• **Exercise details**
Repeat all the records exactly, omitting pictures.

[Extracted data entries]
= = = = =

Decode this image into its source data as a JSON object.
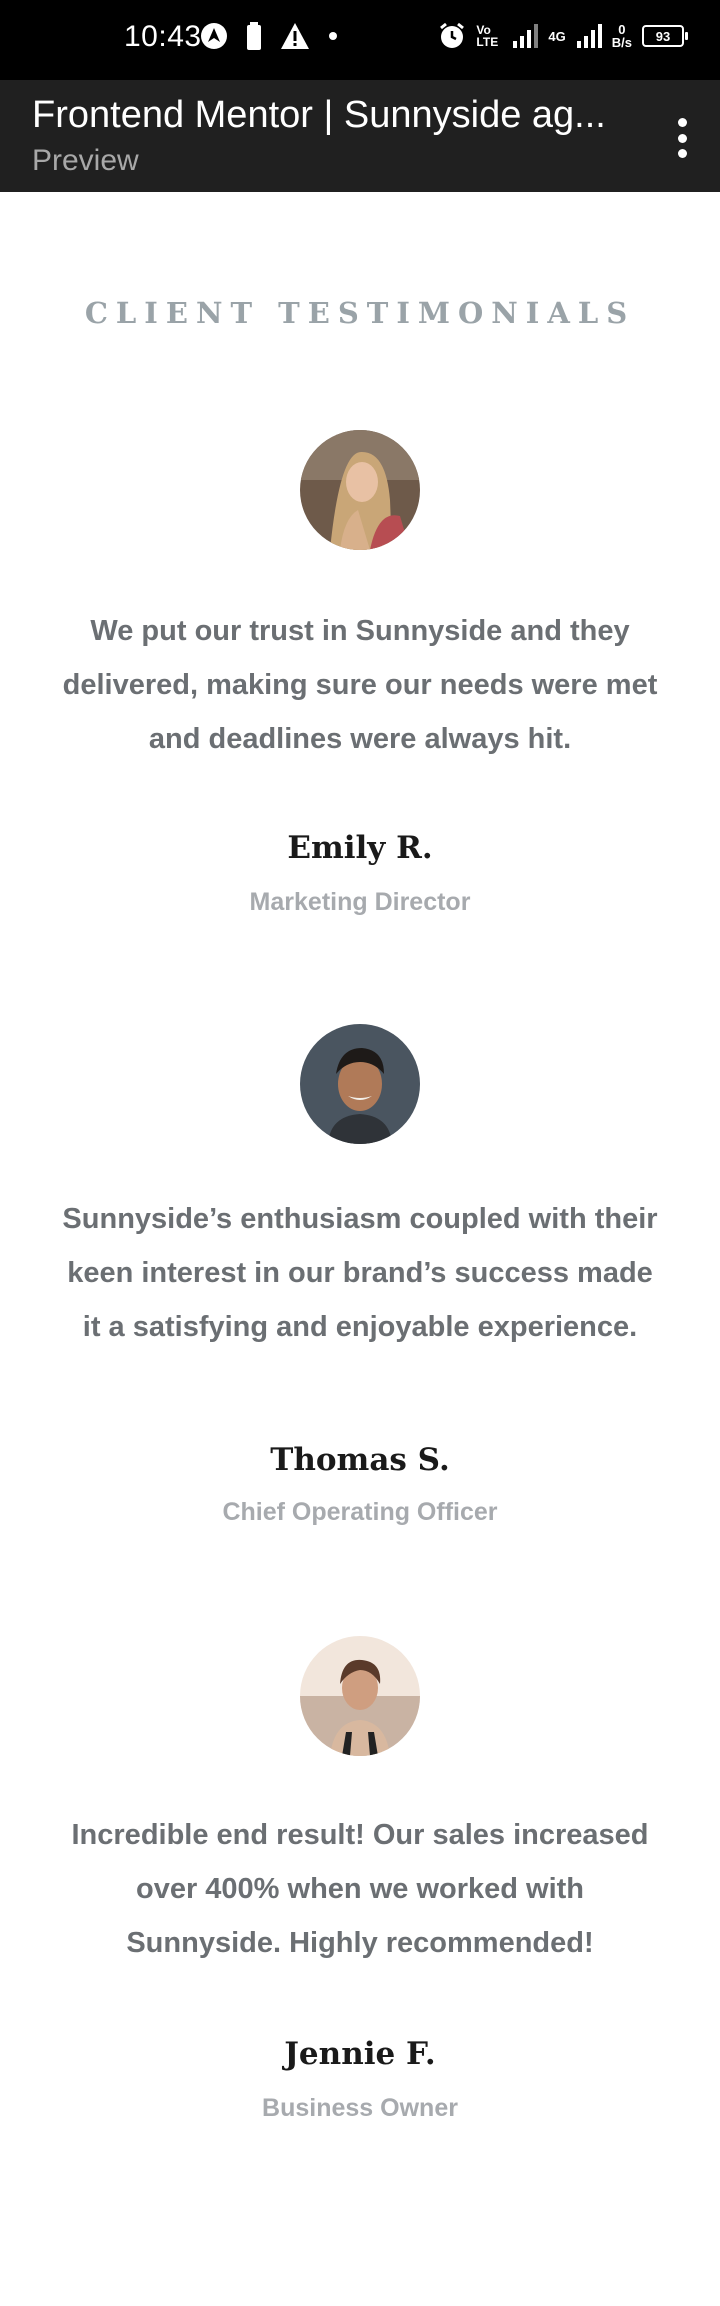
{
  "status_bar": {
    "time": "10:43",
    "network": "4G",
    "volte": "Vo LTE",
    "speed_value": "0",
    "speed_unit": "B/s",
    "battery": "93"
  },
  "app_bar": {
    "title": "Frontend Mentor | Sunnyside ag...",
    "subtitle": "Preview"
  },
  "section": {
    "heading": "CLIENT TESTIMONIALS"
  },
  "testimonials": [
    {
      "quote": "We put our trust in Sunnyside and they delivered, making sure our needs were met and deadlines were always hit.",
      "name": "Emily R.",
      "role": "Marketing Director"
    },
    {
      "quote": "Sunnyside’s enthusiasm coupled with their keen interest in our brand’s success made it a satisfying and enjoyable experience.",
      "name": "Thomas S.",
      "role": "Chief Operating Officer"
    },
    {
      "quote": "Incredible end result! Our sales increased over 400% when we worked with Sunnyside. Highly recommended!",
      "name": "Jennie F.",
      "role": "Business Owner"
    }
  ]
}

= = = = =

• **The reply**
Decode this image into its source data as a JSON object.
{
  "status_bar": {
    "time": "10:43",
    "network": "4G",
    "volte": "Vo LTE",
    "speed_value": "0",
    "speed_unit": "B/s",
    "battery": "93"
  },
  "app_bar": {
    "title": "Frontend Mentor | Sunnyside ag...",
    "subtitle": "Preview"
  },
  "section": {
    "heading": "CLIENT TESTIMONIALS"
  },
  "testimonials": [
    {
      "quote": "We put our trust in Sunnyside and they delivered, making sure our needs were met and deadlines were always hit.",
      "name": "Emily R.",
      "role": "Marketing Director"
    },
    {
      "quote": "Sunnyside’s enthusiasm coupled with their keen interest in our brand’s success made it a satisfying and enjoyable experience.",
      "name": "Thomas S.",
      "role": "Chief Operating Officer"
    },
    {
      "quote": "Incredible end result! Our sales increased over 400% when we worked with Sunnyside. Highly recommended!",
      "name": "Jennie F.",
      "role": "Business Owner"
    }
  ]
}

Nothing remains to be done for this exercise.